= Your task =
Reproduce the full Marmaduke movie review verbatim.

= Passage shown =
-- Opening Marker --
This is a movie about a Great Dane with Owen Wilson’s (Fantastic Mr. Fox, Night at the Museum: Battle of the Smithsonian) voice who interrupts a marital kiss between Pace (When in Rome, A Single Man) and Greer’s (27 Dresses, American Dreamz) hapless suburbanites by farting in as smelly a manner as possible, and then saying to us — we can, dear god, hear Marmaduke talk — “I know it’s juvenile, but it’s all I’ve got.” And in the most self-aware moment of the film, Marmaduke is correct: this is all he’s got. He is discounting, naturally, his dispatching of crotch injury to William H. Macy (Shorts, The Tale of Despereaux; he plays Lee Pace’s boss at the organic dog food company they both work at, and– oh, never mind). Marmaduke is not the dog who pees in that one guy’s coffee at the dog park, or else he’d probably claim that as the “all” he’s “got.”

This is one of those movies that we’re not supposed to complain about because it’s “for kids,” as if kids aren’t smart enough to recognize shit. Or as if we wouldn’t mind serving our kids shit. I wouldn’t want my kids, if I had any, anywhere near this, unless I actually wanted to inculcate in them scream-inducing 1950s gender stereotypes. Which I wouldn’t.
-- Closing Marker --
= Provided information =
-- Opening Marker --
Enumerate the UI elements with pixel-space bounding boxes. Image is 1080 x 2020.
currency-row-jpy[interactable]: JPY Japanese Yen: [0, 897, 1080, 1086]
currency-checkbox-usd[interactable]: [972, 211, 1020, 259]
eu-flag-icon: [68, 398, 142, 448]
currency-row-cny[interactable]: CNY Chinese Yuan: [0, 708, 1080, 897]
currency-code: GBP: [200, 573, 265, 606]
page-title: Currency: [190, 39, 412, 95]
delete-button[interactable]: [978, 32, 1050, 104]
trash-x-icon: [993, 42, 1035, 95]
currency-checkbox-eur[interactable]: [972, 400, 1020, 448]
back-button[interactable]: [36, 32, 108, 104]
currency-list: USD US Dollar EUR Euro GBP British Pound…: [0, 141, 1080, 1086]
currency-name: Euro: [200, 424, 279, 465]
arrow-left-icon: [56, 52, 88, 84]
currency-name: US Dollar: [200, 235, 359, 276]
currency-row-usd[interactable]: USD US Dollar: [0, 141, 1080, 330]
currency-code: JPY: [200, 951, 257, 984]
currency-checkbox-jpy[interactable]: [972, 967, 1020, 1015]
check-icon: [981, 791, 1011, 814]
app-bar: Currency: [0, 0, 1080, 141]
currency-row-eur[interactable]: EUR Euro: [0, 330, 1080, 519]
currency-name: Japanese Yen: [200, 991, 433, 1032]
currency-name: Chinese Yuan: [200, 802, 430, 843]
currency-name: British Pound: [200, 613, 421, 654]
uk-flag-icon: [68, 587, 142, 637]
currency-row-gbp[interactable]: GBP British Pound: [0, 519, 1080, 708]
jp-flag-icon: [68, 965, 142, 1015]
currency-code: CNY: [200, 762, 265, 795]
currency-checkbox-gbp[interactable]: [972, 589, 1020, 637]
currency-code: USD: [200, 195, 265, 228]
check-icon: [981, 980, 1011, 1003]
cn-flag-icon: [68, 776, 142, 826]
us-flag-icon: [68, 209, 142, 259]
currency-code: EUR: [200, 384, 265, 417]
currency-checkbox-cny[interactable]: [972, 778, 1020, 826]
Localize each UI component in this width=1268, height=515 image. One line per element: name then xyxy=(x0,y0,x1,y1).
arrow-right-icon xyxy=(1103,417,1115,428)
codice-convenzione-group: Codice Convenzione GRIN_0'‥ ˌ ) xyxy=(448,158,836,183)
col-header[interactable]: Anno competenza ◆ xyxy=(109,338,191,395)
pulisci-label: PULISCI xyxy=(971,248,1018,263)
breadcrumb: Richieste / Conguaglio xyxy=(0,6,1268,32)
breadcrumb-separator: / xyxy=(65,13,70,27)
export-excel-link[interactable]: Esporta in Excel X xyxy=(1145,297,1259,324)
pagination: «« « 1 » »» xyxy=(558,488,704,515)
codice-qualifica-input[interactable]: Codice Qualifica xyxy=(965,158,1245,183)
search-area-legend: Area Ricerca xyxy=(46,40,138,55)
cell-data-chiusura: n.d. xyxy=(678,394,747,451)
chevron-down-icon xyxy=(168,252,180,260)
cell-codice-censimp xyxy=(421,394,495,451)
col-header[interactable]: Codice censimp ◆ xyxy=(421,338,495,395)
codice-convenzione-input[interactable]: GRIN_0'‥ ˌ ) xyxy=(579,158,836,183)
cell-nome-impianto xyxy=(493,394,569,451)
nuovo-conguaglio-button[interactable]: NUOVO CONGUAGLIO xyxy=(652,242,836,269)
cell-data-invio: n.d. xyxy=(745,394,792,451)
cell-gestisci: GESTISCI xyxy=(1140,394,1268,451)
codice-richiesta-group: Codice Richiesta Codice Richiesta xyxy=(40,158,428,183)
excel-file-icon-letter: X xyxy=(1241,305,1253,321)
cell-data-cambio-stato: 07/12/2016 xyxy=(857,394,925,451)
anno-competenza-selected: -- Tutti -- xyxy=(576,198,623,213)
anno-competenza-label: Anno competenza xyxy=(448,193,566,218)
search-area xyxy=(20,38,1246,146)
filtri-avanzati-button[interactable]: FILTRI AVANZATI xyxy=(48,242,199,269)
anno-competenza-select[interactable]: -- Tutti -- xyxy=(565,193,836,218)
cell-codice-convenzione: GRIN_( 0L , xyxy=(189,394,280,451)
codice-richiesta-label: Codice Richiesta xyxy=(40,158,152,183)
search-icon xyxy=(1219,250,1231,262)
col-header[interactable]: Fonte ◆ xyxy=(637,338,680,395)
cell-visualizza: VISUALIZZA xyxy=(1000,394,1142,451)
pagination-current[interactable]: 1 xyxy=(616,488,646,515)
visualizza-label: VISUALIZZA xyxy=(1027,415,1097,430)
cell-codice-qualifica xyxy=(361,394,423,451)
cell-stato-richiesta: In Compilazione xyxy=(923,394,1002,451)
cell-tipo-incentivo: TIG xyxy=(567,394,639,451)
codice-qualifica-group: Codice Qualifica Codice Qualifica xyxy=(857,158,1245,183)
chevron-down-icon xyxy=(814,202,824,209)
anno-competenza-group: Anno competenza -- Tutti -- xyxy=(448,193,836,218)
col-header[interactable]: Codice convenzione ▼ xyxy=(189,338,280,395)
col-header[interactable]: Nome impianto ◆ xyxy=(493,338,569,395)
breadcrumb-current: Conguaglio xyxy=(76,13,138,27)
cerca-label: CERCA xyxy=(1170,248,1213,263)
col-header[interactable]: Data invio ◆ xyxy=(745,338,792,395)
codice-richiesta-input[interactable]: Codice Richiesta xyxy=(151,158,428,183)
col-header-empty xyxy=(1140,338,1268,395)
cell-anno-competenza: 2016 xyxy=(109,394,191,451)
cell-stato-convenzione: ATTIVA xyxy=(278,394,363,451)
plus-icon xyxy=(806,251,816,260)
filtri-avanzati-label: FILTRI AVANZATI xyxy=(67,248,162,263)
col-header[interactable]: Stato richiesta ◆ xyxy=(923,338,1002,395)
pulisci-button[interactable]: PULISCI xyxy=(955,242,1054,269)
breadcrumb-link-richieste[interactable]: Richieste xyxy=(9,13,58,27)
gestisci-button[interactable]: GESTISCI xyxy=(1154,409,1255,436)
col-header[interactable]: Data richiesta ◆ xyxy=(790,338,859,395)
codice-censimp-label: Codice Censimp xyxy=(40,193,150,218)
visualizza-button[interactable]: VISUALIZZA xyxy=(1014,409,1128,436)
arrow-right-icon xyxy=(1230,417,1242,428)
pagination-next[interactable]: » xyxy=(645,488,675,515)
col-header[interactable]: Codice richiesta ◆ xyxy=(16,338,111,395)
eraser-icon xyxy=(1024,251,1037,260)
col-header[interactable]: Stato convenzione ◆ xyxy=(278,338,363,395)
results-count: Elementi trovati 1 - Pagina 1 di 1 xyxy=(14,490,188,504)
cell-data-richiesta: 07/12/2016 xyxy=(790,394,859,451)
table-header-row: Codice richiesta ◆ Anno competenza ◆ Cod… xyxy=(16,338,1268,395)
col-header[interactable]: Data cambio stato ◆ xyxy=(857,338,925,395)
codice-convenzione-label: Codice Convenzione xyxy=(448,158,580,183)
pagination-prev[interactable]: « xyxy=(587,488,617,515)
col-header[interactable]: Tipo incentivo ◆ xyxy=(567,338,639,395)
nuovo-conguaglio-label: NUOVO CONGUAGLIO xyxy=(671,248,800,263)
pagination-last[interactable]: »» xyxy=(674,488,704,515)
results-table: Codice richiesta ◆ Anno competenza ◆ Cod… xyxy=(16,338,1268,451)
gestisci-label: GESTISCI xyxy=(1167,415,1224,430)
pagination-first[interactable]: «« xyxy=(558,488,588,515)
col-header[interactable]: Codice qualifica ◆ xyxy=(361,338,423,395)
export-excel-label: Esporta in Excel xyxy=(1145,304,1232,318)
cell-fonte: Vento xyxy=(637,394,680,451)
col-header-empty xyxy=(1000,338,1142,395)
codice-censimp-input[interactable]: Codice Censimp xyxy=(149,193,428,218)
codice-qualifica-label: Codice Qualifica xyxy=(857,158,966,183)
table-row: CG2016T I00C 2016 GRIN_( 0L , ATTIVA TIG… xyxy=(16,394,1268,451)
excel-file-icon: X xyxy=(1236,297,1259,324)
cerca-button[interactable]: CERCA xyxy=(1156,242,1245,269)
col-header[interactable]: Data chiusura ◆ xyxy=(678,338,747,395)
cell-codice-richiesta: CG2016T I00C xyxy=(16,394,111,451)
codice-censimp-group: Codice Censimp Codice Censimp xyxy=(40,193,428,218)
-- Closing Marker --
= Expected answer =
This is a movie about a Great Dane with Owen Wilson’s (Fantastic Mr. Fox, Night at the Museum: Battle of the Smithsonian) voice who interrupts a marital kiss between Pace (When in Rome, A Single Man) and Greer’s (27 Dresses, American Dreamz) hapless suburbanites by farting in as smelly a manner as possible, and then saying to us — we can, dear god, hear Marmaduke talk — “I know it’s juvenile, but it’s all I’ve got.” And in the most self-aware moment of the film, Marmaduke is correct: this is all he’s got. He is discounting, naturally, his dispatching of crotch injury to William H. Macy (Shorts, The Tale of Despereaux; he plays Lee Pace’s boss at the organic dog food company they both work at, and– oh, never mind). Marmaduke is not the dog who pees in that one guy’s coffee at the dog park, or else he’d probably claim that as the “all” he’s “got.”

This is one of those movies that we’re not supposed to complain about because it’s “for kids,” as if kids aren’t smart enough to recognize shit. Or as if we wouldn’t mind serving our kids shit. I wouldn’t want my kids, if I had any, anywhere near this, unless I actually wanted to inculcate in them scream-inducing 1950s gender stereotypes. Which I wouldn’t.